-- Begin --

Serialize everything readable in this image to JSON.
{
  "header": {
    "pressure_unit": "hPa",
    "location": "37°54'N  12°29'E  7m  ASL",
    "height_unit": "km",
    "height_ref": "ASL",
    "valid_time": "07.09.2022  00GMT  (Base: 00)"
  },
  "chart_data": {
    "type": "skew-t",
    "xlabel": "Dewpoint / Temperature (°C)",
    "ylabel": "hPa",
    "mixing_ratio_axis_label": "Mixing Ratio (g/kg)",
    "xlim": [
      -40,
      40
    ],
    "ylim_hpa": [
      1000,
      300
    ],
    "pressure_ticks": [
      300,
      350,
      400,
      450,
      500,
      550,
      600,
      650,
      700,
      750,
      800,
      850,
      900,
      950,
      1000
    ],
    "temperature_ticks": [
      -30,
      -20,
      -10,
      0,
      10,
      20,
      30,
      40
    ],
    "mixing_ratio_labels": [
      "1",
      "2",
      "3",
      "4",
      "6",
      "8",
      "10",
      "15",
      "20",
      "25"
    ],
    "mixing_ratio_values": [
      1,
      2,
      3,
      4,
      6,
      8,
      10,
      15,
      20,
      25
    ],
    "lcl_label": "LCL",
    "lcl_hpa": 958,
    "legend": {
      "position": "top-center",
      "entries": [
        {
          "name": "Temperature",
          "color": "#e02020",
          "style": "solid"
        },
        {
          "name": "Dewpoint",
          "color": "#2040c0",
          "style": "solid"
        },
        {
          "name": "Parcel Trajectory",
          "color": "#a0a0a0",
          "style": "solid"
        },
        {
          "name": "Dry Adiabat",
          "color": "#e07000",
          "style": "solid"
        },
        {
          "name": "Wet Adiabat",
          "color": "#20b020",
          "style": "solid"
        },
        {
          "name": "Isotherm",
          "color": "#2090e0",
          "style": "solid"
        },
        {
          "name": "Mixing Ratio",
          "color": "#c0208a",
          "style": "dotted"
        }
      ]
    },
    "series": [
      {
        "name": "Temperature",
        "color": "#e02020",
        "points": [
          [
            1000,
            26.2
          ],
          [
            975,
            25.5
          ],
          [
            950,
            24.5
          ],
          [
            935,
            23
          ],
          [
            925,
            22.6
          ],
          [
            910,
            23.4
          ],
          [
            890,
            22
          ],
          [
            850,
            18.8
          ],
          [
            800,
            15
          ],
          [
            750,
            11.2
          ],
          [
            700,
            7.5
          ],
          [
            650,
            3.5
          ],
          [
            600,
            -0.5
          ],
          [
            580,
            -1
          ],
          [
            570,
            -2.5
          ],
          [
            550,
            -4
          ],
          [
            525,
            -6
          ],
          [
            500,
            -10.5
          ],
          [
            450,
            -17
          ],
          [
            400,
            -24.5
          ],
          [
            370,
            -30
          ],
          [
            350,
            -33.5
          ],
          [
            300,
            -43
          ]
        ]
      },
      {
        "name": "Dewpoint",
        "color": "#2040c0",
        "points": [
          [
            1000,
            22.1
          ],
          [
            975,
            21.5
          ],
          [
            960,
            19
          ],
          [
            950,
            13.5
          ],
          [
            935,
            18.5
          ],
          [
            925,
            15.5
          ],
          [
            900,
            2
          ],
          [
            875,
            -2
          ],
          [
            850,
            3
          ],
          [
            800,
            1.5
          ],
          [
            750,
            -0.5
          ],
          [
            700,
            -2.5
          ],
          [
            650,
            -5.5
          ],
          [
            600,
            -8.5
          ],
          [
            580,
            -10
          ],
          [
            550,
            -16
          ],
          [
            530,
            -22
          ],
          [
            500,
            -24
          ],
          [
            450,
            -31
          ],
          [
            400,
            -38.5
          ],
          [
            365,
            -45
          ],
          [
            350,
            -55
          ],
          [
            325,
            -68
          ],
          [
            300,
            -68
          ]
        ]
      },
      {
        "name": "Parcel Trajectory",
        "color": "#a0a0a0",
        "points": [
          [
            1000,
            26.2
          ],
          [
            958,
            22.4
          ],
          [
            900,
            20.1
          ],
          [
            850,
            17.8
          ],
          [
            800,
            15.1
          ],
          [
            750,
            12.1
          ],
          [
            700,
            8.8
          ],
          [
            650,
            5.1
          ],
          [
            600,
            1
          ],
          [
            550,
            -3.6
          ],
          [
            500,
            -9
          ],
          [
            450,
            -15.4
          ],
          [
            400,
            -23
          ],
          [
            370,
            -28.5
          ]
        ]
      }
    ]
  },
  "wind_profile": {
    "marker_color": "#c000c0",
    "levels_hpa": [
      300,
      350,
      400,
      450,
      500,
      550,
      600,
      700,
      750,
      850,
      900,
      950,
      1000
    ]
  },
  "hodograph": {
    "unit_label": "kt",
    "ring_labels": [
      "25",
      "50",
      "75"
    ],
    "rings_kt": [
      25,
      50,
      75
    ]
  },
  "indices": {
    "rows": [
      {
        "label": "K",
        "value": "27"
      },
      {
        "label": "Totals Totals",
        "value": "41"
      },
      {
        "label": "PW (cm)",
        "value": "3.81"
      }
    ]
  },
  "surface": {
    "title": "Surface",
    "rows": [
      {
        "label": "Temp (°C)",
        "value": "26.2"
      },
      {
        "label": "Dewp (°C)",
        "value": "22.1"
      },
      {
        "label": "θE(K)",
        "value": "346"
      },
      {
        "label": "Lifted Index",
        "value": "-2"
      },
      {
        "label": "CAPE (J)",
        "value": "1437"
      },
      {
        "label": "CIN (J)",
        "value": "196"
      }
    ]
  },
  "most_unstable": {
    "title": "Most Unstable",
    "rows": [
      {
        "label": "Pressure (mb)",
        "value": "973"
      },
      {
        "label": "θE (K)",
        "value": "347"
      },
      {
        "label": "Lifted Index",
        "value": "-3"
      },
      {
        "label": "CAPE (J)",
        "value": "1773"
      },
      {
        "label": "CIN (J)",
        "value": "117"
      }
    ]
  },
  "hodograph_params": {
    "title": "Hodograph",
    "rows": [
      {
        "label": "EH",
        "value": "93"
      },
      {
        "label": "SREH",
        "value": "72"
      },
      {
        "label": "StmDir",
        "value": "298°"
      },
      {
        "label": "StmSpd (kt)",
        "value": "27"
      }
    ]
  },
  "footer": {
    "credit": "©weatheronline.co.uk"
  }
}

-- End --

» **Exercise aim**: Using the listing above, please repeat every entry exactly.

» **Response for this exercise**:
Serialize everything readable in this image to JSON.
{
  "header": {
    "pressure_unit": "hPa",
    "location": "37°54'N  12°29'E  7m  ASL",
    "height_unit": "km",
    "height_ref": "ASL",
    "valid_time": "07.09.2022  00GMT  (Base: 00)"
  },
  "chart_data": {
    "type": "skew-t",
    "xlabel": "Dewpoint / Temperature (°C)",
    "ylabel": "hPa",
    "mixing_ratio_axis_label": "Mixing Ratio (g/kg)",
    "xlim": [
      -40,
      40
    ],
    "ylim_hpa": [
      1000,
      300
    ],
    "pressure_ticks": [
      300,
      350,
      400,
      450,
      500,
      550,
      600,
      650,
      700,
      750,
      800,
      850,
      900,
      950,
      1000
    ],
    "temperature_ticks": [
      -30,
      -20,
      -10,
      0,
      10,
      20,
      30,
      40
    ],
    "mixing_ratio_labels": [
      "1",
      "2",
      "3",
      "4",
      "6",
      "8",
      "10",
      "15",
      "20",
      "25"
    ],
    "mixing_ratio_values": [
      1,
      2,
      3,
      4,
      6,
      8,
      10,
      15,
      20,
      25
    ],
    "lcl_label": "LCL",
    "lcl_hpa": 958,
    "legend": {
      "position": "top-center",
      "entries": [
        {
          "name": "Temperature",
          "color": "#e02020",
          "style": "solid"
        },
        {
          "name": "Dewpoint",
          "color": "#2040c0",
          "style": "solid"
        },
        {
          "name": "Parcel Trajectory",
          "color": "#a0a0a0",
          "style": "solid"
        },
        {
          "name": "Dry Adiabat",
          "color": "#e07000",
          "style": "solid"
        },
        {
          "name": "Wet Adiabat",
          "color": "#20b020",
          "style": "solid"
        },
        {
          "name": "Isotherm",
          "color": "#2090e0",
          "style": "solid"
        },
        {
          "name": "Mixing Ratio",
          "color": "#c0208a",
          "style": "dotted"
        }
      ]
    },
    "series": [
      {
        "name": "Temperature",
        "color": "#e02020",
        "points": [
          [
            1000,
            26.2
          ],
          [
            975,
            25.5
          ],
          [
            950,
            24.5
          ],
          [
            935,
            23
          ],
          [
            925,
            22.6
          ],
          [
            910,
            23.4
          ],
          [
            890,
            22
          ],
          [
            850,
            18.8
          ],
          [
            800,
            15
          ],
          [
            750,
            11.2
          ],
          [
            700,
            7.5
          ],
          [
            650,
            3.5
          ],
          [
            600,
            -0.5
          ],
          [
            580,
            -1
          ],
          [
            570,
            -2.5
          ],
          [
            550,
            -4
          ],
          [
            525,
            -6
          ],
          [
            500,
            -10.5
          ],
          [
            450,
            -17
          ],
          [
            400,
            -24.5
          ],
          [
            370,
            -30
          ],
          [
            350,
            -33.5
          ],
          [
            300,
            -43
          ]
        ]
      },
      {
        "name": "Dewpoint",
        "color": "#2040c0",
        "points": [
          [
            1000,
            22.1
          ],
          [
            975,
            21.5
          ],
          [
            960,
            19
          ],
          [
            950,
            13.5
          ],
          [
            935,
            18.5
          ],
          [
            925,
            15.5
          ],
          [
            900,
            2
          ],
          [
            875,
            -2
          ],
          [
            850,
            3
          ],
          [
            800,
            1.5
          ],
          [
            750,
            -0.5
          ],
          [
            700,
            -2.5
          ],
          [
            650,
            -5.5
          ],
          [
            600,
            -8.5
          ],
          [
            580,
            -10
          ],
          [
            550,
            -16
          ],
          [
            530,
            -22
          ],
          [
            500,
            -24
          ],
          [
            450,
            -31
          ],
          [
            400,
            -38.5
          ],
          [
            365,
            -45
          ],
          [
            350,
            -55
          ],
          [
            325,
            -68
          ],
          [
            300,
            -68
          ]
        ]
      },
      {
        "name": "Parcel Trajectory",
        "color": "#a0a0a0",
        "points": [
          [
            1000,
            26.2
          ],
          [
            958,
            22.4
          ],
          [
            900,
            20.1
          ],
          [
            850,
            17.8
          ],
          [
            800,
            15.1
          ],
          [
            750,
            12.1
          ],
          [
            700,
            8.8
          ],
          [
            650,
            5.1
          ],
          [
            600,
            1
          ],
          [
            550,
            -3.6
          ],
          [
            500,
            -9
          ],
          [
            450,
            -15.4
          ],
          [
            400,
            -23
          ],
          [
            370,
            -28.5
          ]
        ]
      }
    ]
  },
  "wind_profile": {
    "marker_color": "#c000c0",
    "levels_hpa": [
      300,
      350,
      400,
      450,
      500,
      550,
      600,
      700,
      750,
      850,
      900,
      950,
      1000
    ]
  },
  "hodograph": {
    "unit_label": "kt",
    "ring_labels": [
      "25",
      "50",
      "75"
    ],
    "rings_kt": [
      25,
      50,
      75
    ]
  },
  "indices": {
    "rows": [
      {
        "label": "K",
        "value": "27"
      },
      {
        "label": "Totals Totals",
        "value": "41"
      },
      {
        "label": "PW (cm)",
        "value": "3.81"
      }
    ]
  },
  "surface": {
    "title": "Surface",
    "rows": [
      {
        "label": "Temp (°C)",
        "value": "26.2"
      },
      {
        "label": "Dewp (°C)",
        "value": "22.1"
      },
      {
        "label": "θE(K)",
        "value": "346"
      },
      {
        "label": "Lifted Index",
        "value": "-2"
      },
      {
        "label": "CAPE (J)",
        "value": "1437"
      },
      {
        "label": "CIN (J)",
        "value": "196"
      }
    ]
  },
  "most_unstable": {
    "title": "Most Unstable",
    "rows": [
      {
        "label": "Pressure (mb)",
        "value": "973"
      },
      {
        "label": "θE (K)",
        "value": "347"
      },
      {
        "label": "Lifted Index",
        "value": "-3"
      },
      {
        "label": "CAPE (J)",
        "value": "1773"
      },
      {
        "label": "CIN (J)",
        "value": "117"
      }
    ]
  },
  "hodograph_params": {
    "title": "Hodograph",
    "rows": [
      {
        "label": "EH",
        "value": "93"
      },
      {
        "label": "SREH",
        "value": "72"
      },
      {
        "label": "StmDir",
        "value": "298°"
      },
      {
        "label": "StmSpd (kt)",
        "value": "27"
      }
    ]
  },
  "footer": {
    "credit": "©weatheronline.co.uk"
  }
}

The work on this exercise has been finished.